* [The request] Take the data below and repeat it exactly.

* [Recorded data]
[BEGIN]

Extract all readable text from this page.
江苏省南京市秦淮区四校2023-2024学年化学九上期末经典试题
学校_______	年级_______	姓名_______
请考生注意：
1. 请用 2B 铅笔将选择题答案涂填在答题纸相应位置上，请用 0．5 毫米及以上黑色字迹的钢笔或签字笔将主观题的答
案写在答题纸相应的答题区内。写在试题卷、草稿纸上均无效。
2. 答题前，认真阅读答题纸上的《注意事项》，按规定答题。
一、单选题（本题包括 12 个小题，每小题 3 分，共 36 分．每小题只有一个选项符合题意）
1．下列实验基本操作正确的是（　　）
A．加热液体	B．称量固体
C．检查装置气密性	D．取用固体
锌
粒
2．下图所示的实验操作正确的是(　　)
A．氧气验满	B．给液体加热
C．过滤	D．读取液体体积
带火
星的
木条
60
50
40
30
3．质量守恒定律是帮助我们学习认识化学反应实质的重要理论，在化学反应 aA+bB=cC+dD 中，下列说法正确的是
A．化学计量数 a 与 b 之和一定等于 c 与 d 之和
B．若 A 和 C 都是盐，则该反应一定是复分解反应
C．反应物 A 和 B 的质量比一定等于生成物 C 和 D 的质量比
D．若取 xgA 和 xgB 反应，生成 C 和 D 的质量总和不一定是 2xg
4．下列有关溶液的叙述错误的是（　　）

[END]

* [The response]
Extract all readable text from this page.
江苏省南京市秦淮区四校2023-2024学年化学九上期末经典试题
学校_______	年级_______	姓名_______
请考生注意：
1. 请用 2B 铅笔将选择题答案涂填在答题纸相应位置上，请用 0．5 毫米及以上黑色字迹的钢笔或签字笔将主观题的答
案写在答题纸相应的答题区内。写在试题卷、草稿纸上均无效。
2. 答题前，认真阅读答题纸上的《注意事项》，按规定答题。
一、单选题（本题包括 12 个小题，每小题 3 分，共 36 分．每小题只有一个选项符合题意）
1．下列实验基本操作正确的是（　　）
A．加热液体	B．称量固体
C．检查装置气密性	D．取用固体
锌
粒
2．下图所示的实验操作正确的是(　　)
A．氧气验满	B．给液体加热
C．过滤	D．读取液体体积
带火
星的
木条
60
50
40
30
3．质量守恒定律是帮助我们学习认识化学反应实质的重要理论，在化学反应 aA+bB=cC+dD 中，下列说法正确的是
A．化学计量数 a 与 b 之和一定等于 c 与 d 之和
B．若 A 和 C 都是盐，则该反应一定是复分解反应
C．反应物 A 和 B 的质量比一定等于生成物 C 和 D 的质量比
D．若取 xgA 和 xgB 反应，生成 C 和 D 的质量总和不一定是 2xg
4．下列有关溶液的叙述错误的是（　　）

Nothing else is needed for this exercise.